**SUPPLIED MATERIAL**.
========

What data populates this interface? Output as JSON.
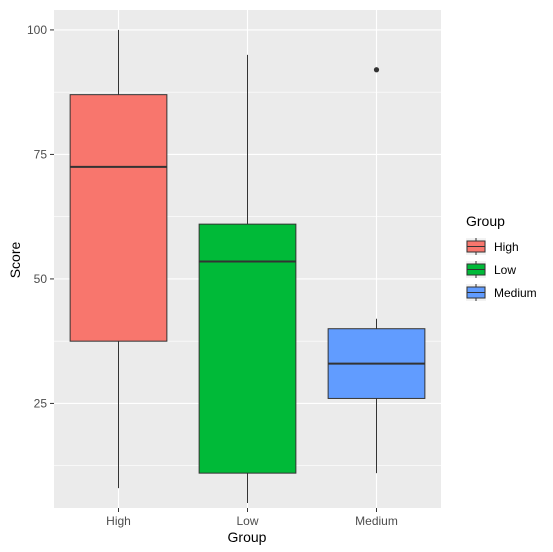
{
  "chart_data": {
    "type": "box",
    "title": "",
    "xlabel": "Group",
    "ylabel": "Score",
    "ylim": [
      4,
      104
    ],
    "yticks": [
      25,
      50,
      75,
      100
    ],
    "grid": true,
    "legend_position": "right",
    "legend_title": "Group",
    "categories": [
      "High",
      "Low",
      "Medium"
    ],
    "series": [
      {
        "name": "High",
        "color": "#f8766d",
        "min": 8,
        "q1": 37.5,
        "median": 72.5,
        "q3": 87,
        "max": 100,
        "outliers": []
      },
      {
        "name": "Low",
        "color": "#00ba38",
        "min": 5,
        "q1": 11,
        "median": 53.5,
        "q3": 61,
        "max": 95,
        "outliers": []
      },
      {
        "name": "Medium",
        "color": "#619cff",
        "min": 11,
        "q1": 26,
        "median": 33,
        "q3": 40,
        "max": 42,
        "outliers": [
          92
        ]
      }
    ]
  }
}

========

**JOB**.
Reproduce the entries above without change, omitting all pictures.

**ANSWER BELOW**.
What data populates this interface? Output as JSON.
{
  "chart_data": {
    "type": "box",
    "title": "",
    "xlabel": "Group",
    "ylabel": "Score",
    "ylim": [
      4,
      104
    ],
    "yticks": [
      25,
      50,
      75,
      100
    ],
    "grid": true,
    "legend_position": "right",
    "legend_title": "Group",
    "categories": [
      "High",
      "Low",
      "Medium"
    ],
    "series": [
      {
        "name": "High",
        "color": "#f8766d",
        "min": 8,
        "q1": 37.5,
        "median": 72.5,
        "q3": 87,
        "max": 100,
        "outliers": []
      },
      {
        "name": "Low",
        "color": "#00ba38",
        "min": 5,
        "q1": 11,
        "median": 53.5,
        "q3": 61,
        "max": 95,
        "outliers": []
      },
      {
        "name": "Medium",
        "color": "#619cff",
        "min": 11,
        "q1": 26,
        "median": 33,
        "q3": 40,
        "max": 42,
        "outliers": [
          92
        ]
      }
    ]
  }
}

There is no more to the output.